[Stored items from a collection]
^^^^^^^^
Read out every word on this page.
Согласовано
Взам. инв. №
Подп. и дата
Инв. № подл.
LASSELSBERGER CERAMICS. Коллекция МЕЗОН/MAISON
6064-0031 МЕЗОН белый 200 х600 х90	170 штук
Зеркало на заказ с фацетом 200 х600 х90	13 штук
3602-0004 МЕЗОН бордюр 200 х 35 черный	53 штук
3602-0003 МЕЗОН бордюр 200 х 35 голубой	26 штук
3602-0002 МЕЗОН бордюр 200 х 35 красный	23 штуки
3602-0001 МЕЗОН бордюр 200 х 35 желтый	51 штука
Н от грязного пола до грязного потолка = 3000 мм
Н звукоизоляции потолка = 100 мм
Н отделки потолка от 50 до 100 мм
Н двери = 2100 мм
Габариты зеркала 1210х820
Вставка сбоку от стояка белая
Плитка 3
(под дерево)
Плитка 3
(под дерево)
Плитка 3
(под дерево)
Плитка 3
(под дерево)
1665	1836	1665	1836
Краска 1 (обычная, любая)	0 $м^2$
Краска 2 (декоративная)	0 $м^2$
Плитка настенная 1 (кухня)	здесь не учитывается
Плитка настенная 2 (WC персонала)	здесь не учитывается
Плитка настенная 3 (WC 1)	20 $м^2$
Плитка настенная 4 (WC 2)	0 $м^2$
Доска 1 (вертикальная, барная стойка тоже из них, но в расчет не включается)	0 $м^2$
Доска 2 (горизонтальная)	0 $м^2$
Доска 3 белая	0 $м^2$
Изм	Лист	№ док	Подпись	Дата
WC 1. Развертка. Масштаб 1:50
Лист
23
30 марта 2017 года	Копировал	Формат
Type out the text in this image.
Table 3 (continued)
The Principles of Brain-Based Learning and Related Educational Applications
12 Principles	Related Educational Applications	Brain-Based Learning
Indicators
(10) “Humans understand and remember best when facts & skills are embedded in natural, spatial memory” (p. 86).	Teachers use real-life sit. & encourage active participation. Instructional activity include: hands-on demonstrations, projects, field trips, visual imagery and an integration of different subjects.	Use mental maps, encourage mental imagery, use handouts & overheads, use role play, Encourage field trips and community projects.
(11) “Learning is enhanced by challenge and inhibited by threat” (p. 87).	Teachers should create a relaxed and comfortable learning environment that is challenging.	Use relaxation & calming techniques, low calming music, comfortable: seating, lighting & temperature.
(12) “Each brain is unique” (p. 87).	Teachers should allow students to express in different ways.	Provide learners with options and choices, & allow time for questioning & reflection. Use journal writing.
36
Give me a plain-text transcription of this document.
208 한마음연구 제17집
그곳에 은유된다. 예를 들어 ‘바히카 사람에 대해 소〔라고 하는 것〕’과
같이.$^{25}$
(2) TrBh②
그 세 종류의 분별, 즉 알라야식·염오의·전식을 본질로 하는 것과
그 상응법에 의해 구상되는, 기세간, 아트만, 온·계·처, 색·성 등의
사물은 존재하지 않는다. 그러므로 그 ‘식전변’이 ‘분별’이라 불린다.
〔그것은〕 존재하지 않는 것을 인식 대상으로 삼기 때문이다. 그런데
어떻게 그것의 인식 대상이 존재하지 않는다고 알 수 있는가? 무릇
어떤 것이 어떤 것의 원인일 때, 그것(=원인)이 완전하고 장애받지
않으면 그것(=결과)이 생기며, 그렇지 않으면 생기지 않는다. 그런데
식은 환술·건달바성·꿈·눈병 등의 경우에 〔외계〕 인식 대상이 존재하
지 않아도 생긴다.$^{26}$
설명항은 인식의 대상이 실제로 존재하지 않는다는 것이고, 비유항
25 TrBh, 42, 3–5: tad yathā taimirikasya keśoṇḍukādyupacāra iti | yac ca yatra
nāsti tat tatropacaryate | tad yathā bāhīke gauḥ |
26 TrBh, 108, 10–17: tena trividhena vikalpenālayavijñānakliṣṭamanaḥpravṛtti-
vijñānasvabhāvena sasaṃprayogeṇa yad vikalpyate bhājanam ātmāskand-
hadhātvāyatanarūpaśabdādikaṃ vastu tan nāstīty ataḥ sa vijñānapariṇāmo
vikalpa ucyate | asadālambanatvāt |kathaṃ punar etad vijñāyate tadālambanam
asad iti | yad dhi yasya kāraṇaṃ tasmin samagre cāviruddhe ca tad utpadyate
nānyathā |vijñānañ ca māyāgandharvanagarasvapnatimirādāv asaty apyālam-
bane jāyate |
^^^^^^^^
** What you will do **
Return every line from the records above that holds the word "text".

** Written response **
Type out the text in this image.
Give me a plain-text transcription of this document.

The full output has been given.